SHORT TASK: Gather each line of the entries below that includes "author".

EXTRACTED MATERIAL:
-.-.-

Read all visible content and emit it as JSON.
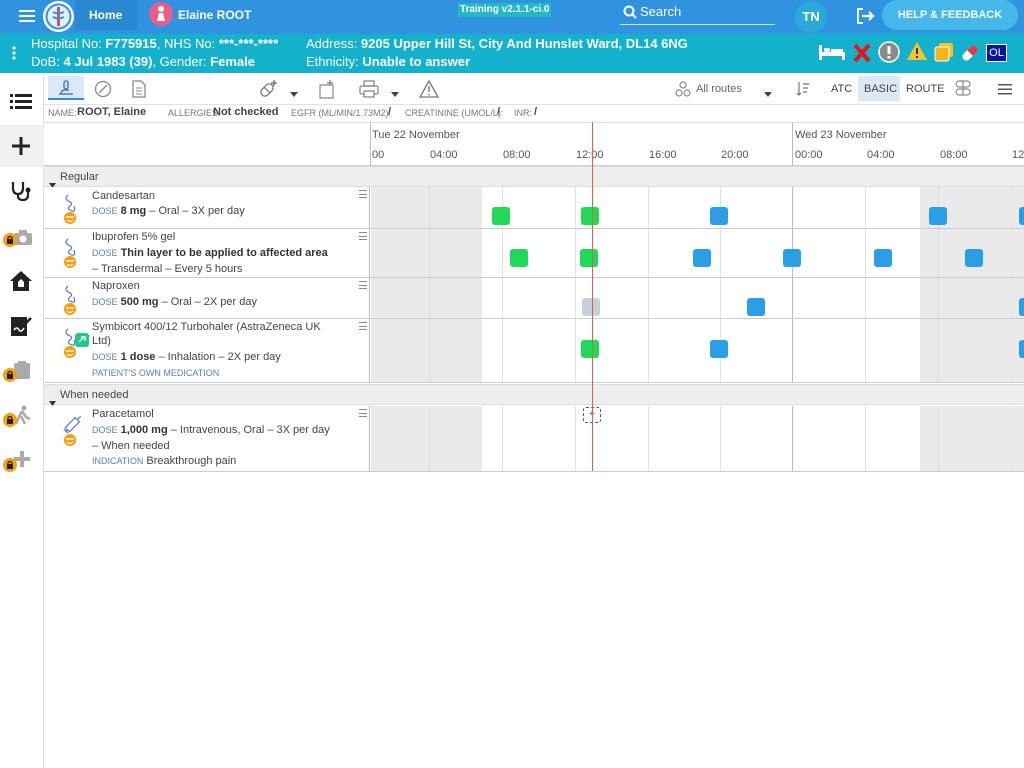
{
  "topbar": {
    "home": "Home",
    "patient_short": "Elaine ROOT",
    "env": "Training v2.1.1-ci.0",
    "search_placeholder": "Search",
    "user_initials": "TN",
    "help": "HELP & FEEDBACK"
  },
  "patient": {
    "line1_prefix": "Hospital No: ",
    "hospital_no": "F775915",
    "nhs_label": ", NHS No: ",
    "nhs_no": "***-***-****",
    "line2_prefix": "DoB: ",
    "dob": "4 Jul 1983 (39)",
    "gender_label": ", Gender: ",
    "gender": "Female",
    "address_label": "Address: ",
    "address": "9205 Upper Hill St, City And Hunslet Ward, DL14 6NG",
    "ethnicity_label": "Ethnicity: ",
    "ethnicity": "Unable to answer",
    "badge": "OL"
  },
  "toolbar": {
    "routes": "All routes",
    "atc": "ATC",
    "basic": "BASIC",
    "route": "ROUTE"
  },
  "infobar": {
    "name_label": "NAME:",
    "name": "ROOT, Elaine",
    "allergies_label": "ALLERGIES:",
    "allergies": "Not checked",
    "egfr_label": "EGFR (ML/MIN/1.73M2):",
    "egfr": "/",
    "creat_label": "CREATININE (UMOL/L):",
    "creat": "/",
    "inr_label": "INR:",
    "inr": "/"
  },
  "timeline": {
    "day1": "Tue 22 November",
    "day2": "Wed 23 November",
    "ticks": [
      "00",
      "04:00",
      "08:00",
      "12:00",
      "16:00",
      "20:00",
      "00:00",
      "04:00",
      "08:00",
      "12"
    ]
  },
  "sections": {
    "regular": "Regular",
    "when_needed": "When needed"
  },
  "meds": [
    {
      "name": "Candesartan",
      "dose_label": "DOSE",
      "dose": "8 mg",
      "rest": " – Oral – 3X per day",
      "rest2": "",
      "extra_label": "",
      "extra": ""
    },
    {
      "name": "Ibuprofen 5% gel",
      "dose_label": "DOSE",
      "dose": "Thin layer to be applied to affected area",
      "rest": "",
      "rest2": "– Transdermal – Every 5 hours",
      "extra_label": "",
      "extra": ""
    },
    {
      "name": "Naproxen",
      "dose_label": "DOSE",
      "dose": "500 mg",
      "rest": " – Oral – 2X per day",
      "rest2": "",
      "extra_label": "",
      "extra": ""
    },
    {
      "name": "Symbicort 400/12 Turbohaler (AstraZeneca UK",
      "name2": "Ltd)",
      "dose_label": "DOSE",
      "dose": "1 dose",
      "rest": " – Inhalation – 2X per day",
      "rest2": "",
      "extra_label": "PATIENT'S OWN MEDICATION",
      "extra": ""
    },
    {
      "name": "Paracetamol",
      "dose_label": "DOSE",
      "dose": "1,000 mg",
      "rest": " – Intravenous, Oral – 3X per day",
      "rest2": "– When needed",
      "extra_label": "INDICATION",
      "extra": "Breakthrough pain"
    }
  ],
  "prn_add": "+",
  "colors": {
    "given": "#22d858",
    "scheduled": "#2b9ee6",
    "pending": "#c4d0dc",
    "now_line": "#e06040"
  }
}
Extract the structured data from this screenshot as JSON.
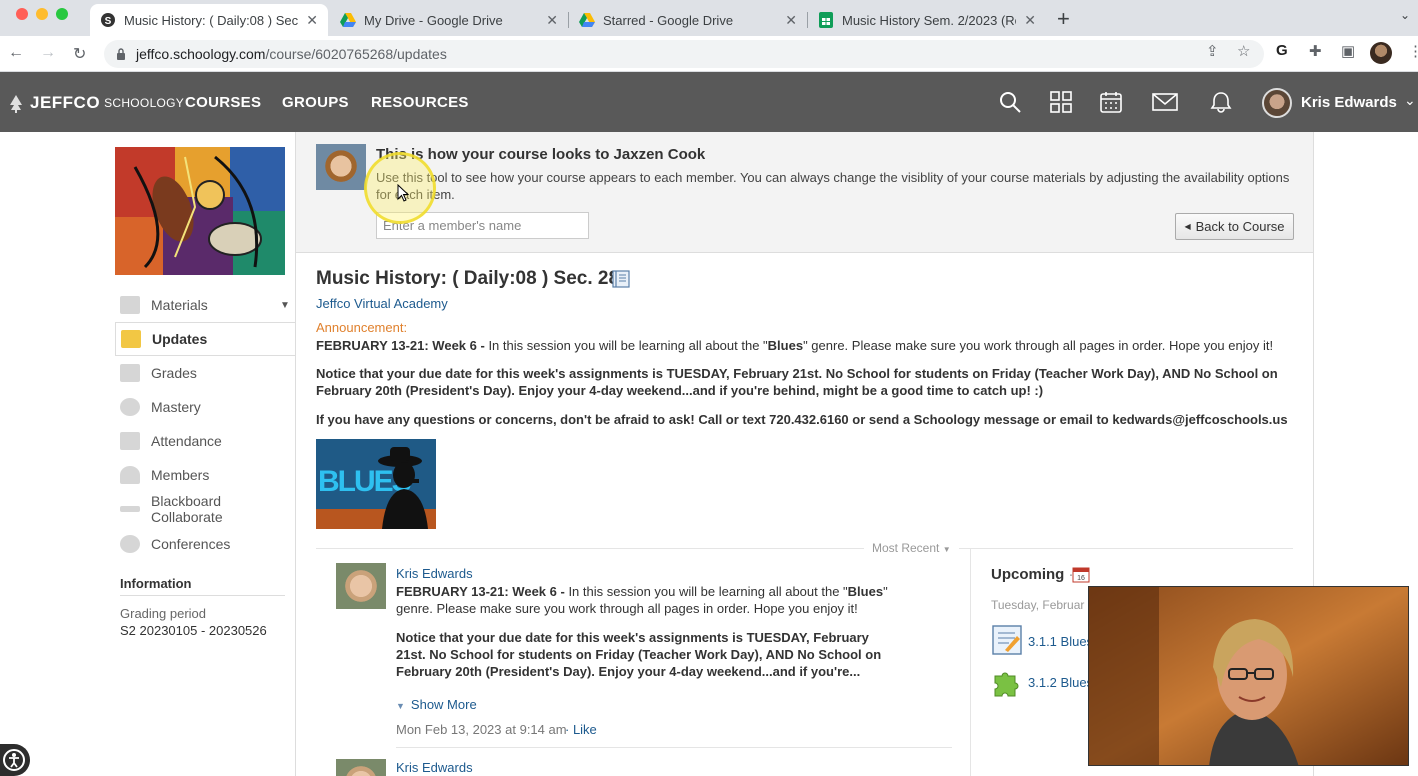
{
  "browser": {
    "tabs": [
      {
        "title": "Music History: ( Daily:08 ) Sec",
        "active": true
      },
      {
        "title": "My Drive - Google Drive",
        "active": false
      },
      {
        "title": "Starred - Google Drive",
        "active": false
      },
      {
        "title": "Music History Sem. 2/2023 (Re",
        "active": false
      }
    ],
    "url_host": "jeffco.schoology.com",
    "url_path": "/course/6020765268/updates"
  },
  "header": {
    "logo_jeffco": "JEFFCO",
    "logo_schoology": "SCHOOLOGY",
    "nav": [
      "COURSES",
      "GROUPS",
      "RESOURCES"
    ],
    "icons": [
      "search-icon",
      "apps-grid-icon",
      "calendar-icon",
      "messages-icon",
      "notifications-icon"
    ],
    "user_name": "Kris Edwards"
  },
  "sidebar": {
    "items": [
      {
        "label": "Materials",
        "icon": "materials-icon"
      },
      {
        "label": "Updates",
        "icon": "updates-icon"
      },
      {
        "label": "Grades",
        "icon": "grades-icon"
      },
      {
        "label": "Mastery",
        "icon": "mastery-icon"
      },
      {
        "label": "Attendance",
        "icon": "attendance-icon"
      },
      {
        "label": "Members",
        "icon": "members-icon"
      },
      {
        "label": "Blackboard Collaborate",
        "icon": "blackboard-icon"
      },
      {
        "label": "Conferences",
        "icon": "conferences-icon"
      }
    ],
    "information_title": "Information",
    "grading_period_label": "Grading period",
    "grading_period_value": "S2 20230105 - 20230526"
  },
  "impersonate": {
    "title": "This is how your course looks to Jaxzen Cook",
    "description": "Use this tool to see how your course appears to each member. You can always change the visiblity of your course materials by adjusting the availability options for each item.",
    "search_placeholder": "Enter a member's name",
    "back_button": "Back to Course"
  },
  "course": {
    "title": "Music History: ( Daily:08 ) Sec. 281",
    "school": "Jeffco Virtual Academy"
  },
  "announcement": {
    "label": "Announcement:",
    "p1_bold": "FEBRUARY 13-21: Week 6 - ",
    "p1_a": "In this session you will be learning all about the \"",
    "p1_word": "Blues",
    "p1_b": "\" genre.  Please make sure you work through all pages in order. Hope you enjoy it!",
    "p2": "Notice that your due date for this week's assignments is TUESDAY, February 21st. No School for students on Friday (Teacher Work Day), AND No School on February 20th (President's Day).  Enjoy your 4-day weekend...and if you're behind, might be a good time to catch up! :)",
    "p3": "If you have any questions or concerns, don't be afraid to ask!  Call or text 720.432.6160 or send a Schoology message or email to kedwards@jeffcoschools.us"
  },
  "feed": {
    "sort_label": "Most Recent",
    "posts": [
      {
        "author": "Kris Edwards",
        "p1_bold": "FEBRUARY 13-21: Week 6 - ",
        "p1_a": "In this session you will be learning all about the \"",
        "p1_word": "Blues",
        "p1_b": "\" genre.  Please make sure you work through all pages in order. Hope you enjoy it!",
        "p2": "Notice that your due date for this week's assignments is TUESDAY, February 21st. No School for students on Friday (Teacher Work Day), AND No School on February 20th (President's Day).  Enjoy your 4-day weekend...and if you're...",
        "show_more": "Show More",
        "timestamp": "Mon Feb 13, 2023 at 9:14 am",
        "like": "· Like"
      },
      {
        "author": "Kris Edwards"
      }
    ]
  },
  "upcoming": {
    "title": "Upcoming",
    "separator": "·",
    "date": "Tuesday, Februar",
    "items": [
      {
        "label": "3.1.1 Blues",
        "icon": "assignment-icon"
      },
      {
        "label": "3.1.2 Blues",
        "icon": "puzzle-icon"
      }
    ]
  },
  "colors": {
    "header_bg": "#595959",
    "link": "#1d5a8e",
    "announcement_label": "#e0812e",
    "active_item_icon": "#f2c744"
  }
}
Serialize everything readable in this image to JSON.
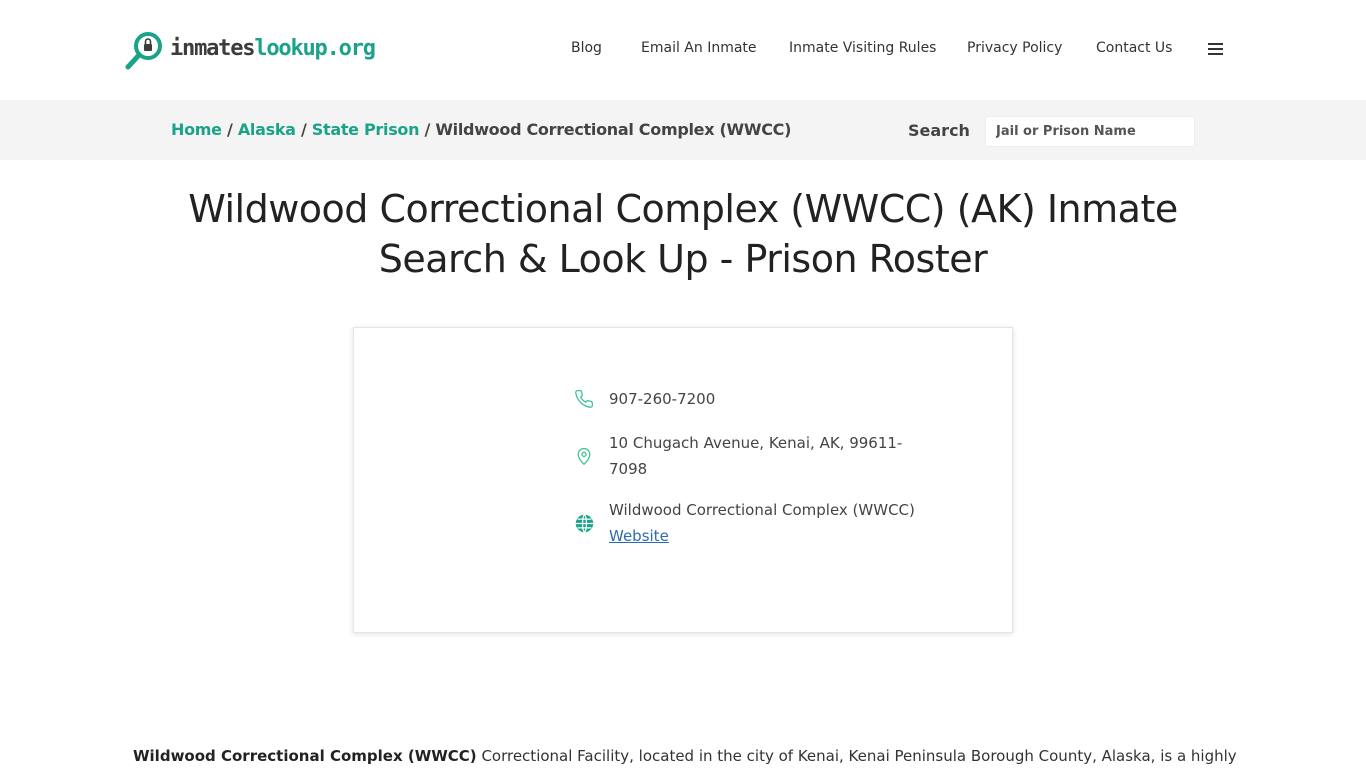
{
  "header": {
    "logo_part1": "inmates",
    "logo_part2": "lookup.org",
    "nav": [
      "Blog",
      "Email An Inmate",
      "Inmate Visiting Rules",
      "Privacy Policy",
      "Contact Us"
    ],
    "menu_icon": "hamburger-icon"
  },
  "breadcrumb": {
    "home": "Home",
    "state": "Alaska",
    "category": "State Prison",
    "current": "Wildwood Correctional Complex (WWCC)",
    "separator": "/"
  },
  "search": {
    "label": "Search",
    "placeholder": "Jail or Prison Name"
  },
  "page": {
    "title": "Wildwood Correctional Complex (WWCC) (AK) Inmate Search & Look Up - Prison Roster"
  },
  "card": {
    "phone": "907-260-7200",
    "address": "10 Chugach Avenue, Kenai, AK, 99611-7098",
    "facility_name": "Wildwood Correctional Complex (WWCC)",
    "website_label": "Website",
    "icons": [
      "phone-icon",
      "location-pin-icon",
      "globe-icon"
    ]
  },
  "intro": {
    "bold": "Wildwood Correctional Complex (WWCC)",
    "text": " Correctional Facility, located in the city of Kenai, Kenai Peninsula Borough County, Alaska, is a highly"
  },
  "colors": {
    "accent": "#1ba38a",
    "link": "#2b6cb0",
    "crumb_bg": "#f4f4f4"
  }
}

-.-.-

THE ANSWER:
        "author": "Kris Edwards",
        "author": "Kris Edwards"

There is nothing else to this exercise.